Written instruction —
Reproduce the listing below exactly, minus its pictures.

— start of Records for this task —

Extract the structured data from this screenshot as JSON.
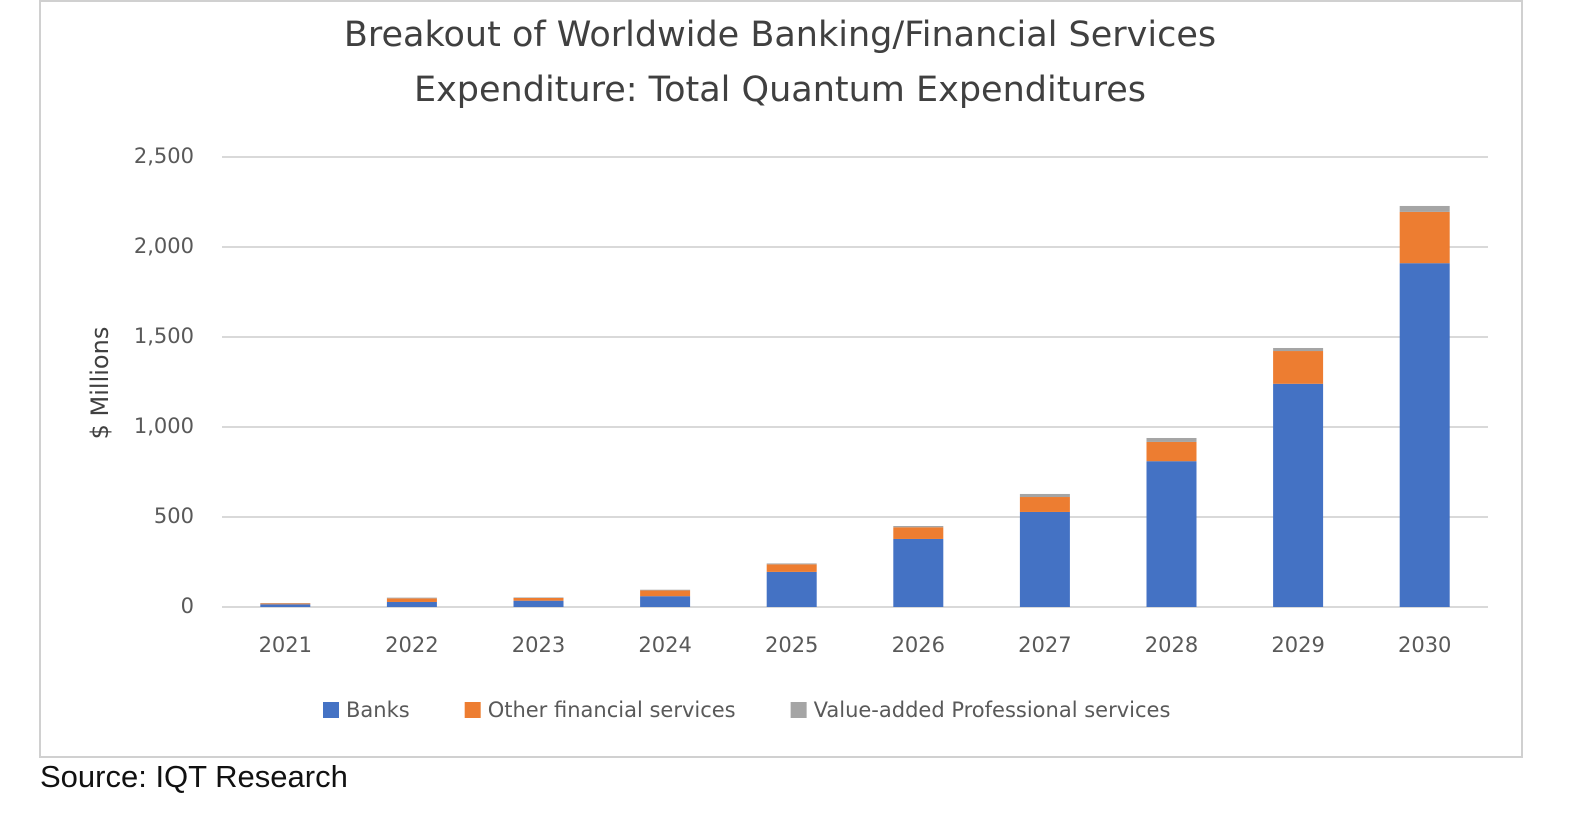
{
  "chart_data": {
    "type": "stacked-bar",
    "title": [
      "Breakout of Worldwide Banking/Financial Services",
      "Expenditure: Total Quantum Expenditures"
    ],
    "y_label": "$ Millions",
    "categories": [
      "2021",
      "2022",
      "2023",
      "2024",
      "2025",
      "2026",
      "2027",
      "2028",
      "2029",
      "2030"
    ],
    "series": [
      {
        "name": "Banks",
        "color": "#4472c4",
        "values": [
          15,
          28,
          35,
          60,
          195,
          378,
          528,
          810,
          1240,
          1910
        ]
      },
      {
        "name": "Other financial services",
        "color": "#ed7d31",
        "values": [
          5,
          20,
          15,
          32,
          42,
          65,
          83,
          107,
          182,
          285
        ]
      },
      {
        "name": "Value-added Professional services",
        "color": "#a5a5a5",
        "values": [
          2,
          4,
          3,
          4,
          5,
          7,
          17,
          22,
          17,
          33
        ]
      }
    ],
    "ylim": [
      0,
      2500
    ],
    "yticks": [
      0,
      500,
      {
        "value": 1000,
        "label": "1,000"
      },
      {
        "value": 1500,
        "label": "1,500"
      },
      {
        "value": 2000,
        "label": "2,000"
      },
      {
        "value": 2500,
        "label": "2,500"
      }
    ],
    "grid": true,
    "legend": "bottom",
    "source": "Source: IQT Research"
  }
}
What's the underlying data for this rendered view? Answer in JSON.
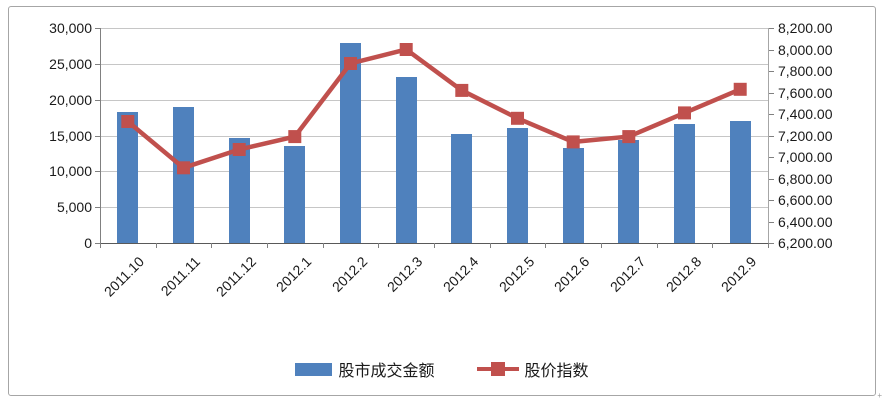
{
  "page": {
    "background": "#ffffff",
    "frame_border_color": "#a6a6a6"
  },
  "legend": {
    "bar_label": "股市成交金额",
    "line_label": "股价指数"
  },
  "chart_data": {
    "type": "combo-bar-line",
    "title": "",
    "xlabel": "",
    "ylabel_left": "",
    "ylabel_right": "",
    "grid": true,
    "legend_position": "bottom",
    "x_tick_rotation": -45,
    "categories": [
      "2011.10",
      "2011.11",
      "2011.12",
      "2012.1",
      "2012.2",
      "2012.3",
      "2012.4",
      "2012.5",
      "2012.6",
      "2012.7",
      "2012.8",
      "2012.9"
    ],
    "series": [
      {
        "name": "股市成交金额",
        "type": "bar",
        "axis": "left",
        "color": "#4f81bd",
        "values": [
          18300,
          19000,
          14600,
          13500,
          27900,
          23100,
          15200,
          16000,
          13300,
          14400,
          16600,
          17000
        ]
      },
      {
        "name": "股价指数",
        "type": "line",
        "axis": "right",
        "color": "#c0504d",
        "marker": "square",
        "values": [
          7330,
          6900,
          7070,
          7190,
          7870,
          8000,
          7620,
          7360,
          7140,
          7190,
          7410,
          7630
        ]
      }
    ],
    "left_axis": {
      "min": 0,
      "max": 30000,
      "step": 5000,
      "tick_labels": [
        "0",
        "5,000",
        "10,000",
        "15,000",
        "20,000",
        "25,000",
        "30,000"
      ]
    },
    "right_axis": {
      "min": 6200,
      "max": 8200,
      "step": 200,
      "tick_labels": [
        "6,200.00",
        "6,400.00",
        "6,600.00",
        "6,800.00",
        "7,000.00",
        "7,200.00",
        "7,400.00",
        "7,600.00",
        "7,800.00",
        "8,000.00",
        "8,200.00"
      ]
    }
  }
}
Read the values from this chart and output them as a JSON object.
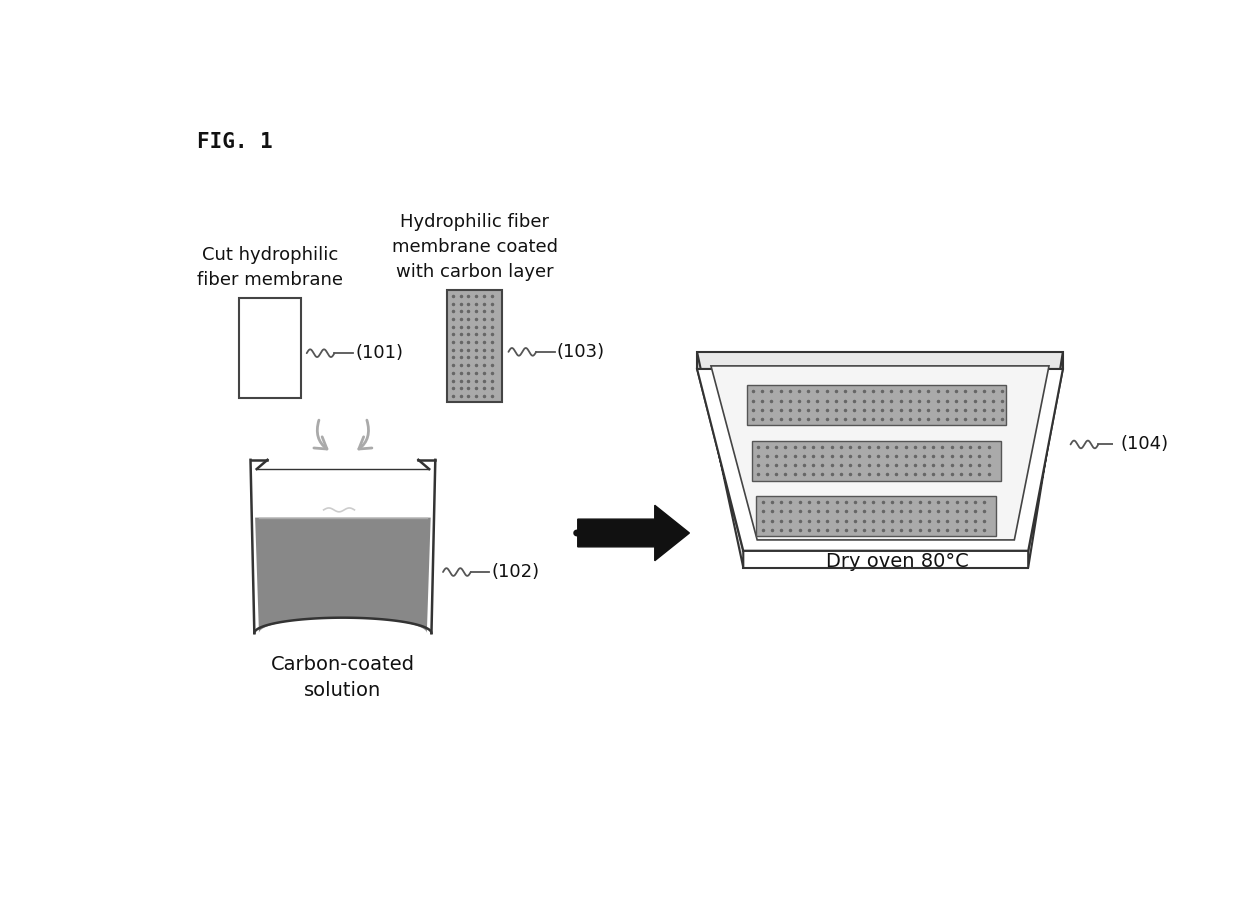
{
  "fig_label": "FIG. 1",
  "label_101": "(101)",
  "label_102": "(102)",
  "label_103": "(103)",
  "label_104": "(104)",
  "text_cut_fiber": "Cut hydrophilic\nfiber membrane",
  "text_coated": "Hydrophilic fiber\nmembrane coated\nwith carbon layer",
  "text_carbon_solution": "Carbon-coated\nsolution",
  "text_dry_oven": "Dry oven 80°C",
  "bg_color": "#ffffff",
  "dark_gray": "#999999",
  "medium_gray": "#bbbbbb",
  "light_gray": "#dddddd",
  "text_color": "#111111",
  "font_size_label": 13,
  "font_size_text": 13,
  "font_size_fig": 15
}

— end of Records for this task —

Answer to the task —
Extract the structured data from this screenshot as JSON.
{
  "chart_data": {
    "type": "stacked-bar",
    "title": [
      "Breakout of Worldwide Banking/Financial Services",
      "Expenditure: Total Quantum Expenditures"
    ],
    "y_label": "$ Millions",
    "categories": [
      "2021",
      "2022",
      "2023",
      "2024",
      "2025",
      "2026",
      "2027",
      "2028",
      "2029",
      "2030"
    ],
    "series": [
      {
        "name": "Banks",
        "color": "#4472c4",
        "values": [
          15,
          28,
          35,
          60,
          195,
          378,
          528,
          810,
          1240,
          1910
        ]
      },
      {
        "name": "Other financial services",
        "color": "#ed7d31",
        "values": [
          5,
          20,
          15,
          32,
          42,
          65,
          83,
          107,
          182,
          285
        ]
      },
      {
        "name": "Value-added Professional services",
        "color": "#a5a5a5",
        "values": [
          2,
          4,
          3,
          4,
          5,
          7,
          17,
          22,
          17,
          33
        ]
      }
    ],
    "ylim": [
      0,
      2500
    ],
    "yticks": [
      0,
      500,
      {
        "value": 1000,
        "label": "1,000"
      },
      {
        "value": 1500,
        "label": "1,500"
      },
      {
        "value": 2000,
        "label": "2,000"
      },
      {
        "value": 2500,
        "label": "2,500"
      }
    ],
    "grid": true,
    "legend": "bottom",
    "source": "Source: IQT Research"
  }
}
What's the underlying data for this rendered view? Answer in JSON.
{
  "page": {
    "background": "#ffffff",
    "frame_border_color": "#a6a6a6"
  },
  "legend": {
    "bar_label": "股市成交金额",
    "line_label": "股价指数"
  },
  "chart_data": {
    "type": "combo-bar-line",
    "title": "",
    "xlabel": "",
    "ylabel_left": "",
    "ylabel_right": "",
    "grid": true,
    "legend_position": "bottom",
    "x_tick_rotation": -45,
    "categories": [
      "2011.10",
      "2011.11",
      "2011.12",
      "2012.1",
      "2012.2",
      "2012.3",
      "2012.4",
      "2012.5",
      "2012.6",
      "2012.7",
      "2012.8",
      "2012.9"
    ],
    "series": [
      {
        "name": "股市成交金额",
        "type": "bar",
        "axis": "left",
        "color": "#4f81bd",
        "values": [
          18300,
          19000,
          14600,
          13500,
          27900,
          23100,
          15200,
          16000,
          13300,
          14400,
          16600,
          17000
        ]
      },
      {
        "name": "股价指数",
        "type": "line",
        "axis": "right",
        "color": "#c0504d",
        "marker": "square",
        "values": [
          7330,
          6900,
          7070,
          7190,
          7870,
          8000,
          7620,
          7360,
          7140,
          7190,
          7410,
          7630
        ]
      }
    ],
    "left_axis": {
      "min": 0,
      "max": 30000,
      "step": 5000,
      "tick_labels": [
        "0",
        "5,000",
        "10,000",
        "15,000",
        "20,000",
        "25,000",
        "30,000"
      ]
    },
    "right_axis": {
      "min": 6200,
      "max": 8200,
      "step": 200,
      "tick_labels": [
        "6,200.00",
        "6,400.00",
        "6,600.00",
        "6,800.00",
        "7,000.00",
        "7,200.00",
        "7,400.00",
        "7,600.00",
        "7,800.00",
        "8,000.00",
        "8,200.00"
      ]
    }
  }
}
Read the values from this chart and output them as a JSON object.
{
  "fig_label": "FIG. 1",
  "label_101": "(101)",
  "label_102": "(102)",
  "label_103": "(103)",
  "label_104": "(104)",
  "text_cut_fiber": "Cut hydrophilic\nfiber membrane",
  "text_coated": "Hydrophilic fiber\nmembrane coated\nwith carbon layer",
  "text_carbon_solution": "Carbon-coated\nsolution",
  "text_dry_oven": "Dry oven 80°C",
  "bg_color": "#ffffff",
  "dark_gray": "#999999",
  "medium_gray": "#bbbbbb",
  "light_gray": "#dddddd",
  "text_color": "#111111",
  "font_size_label": 13,
  "font_size_text": 13,
  "font_size_fig": 15
}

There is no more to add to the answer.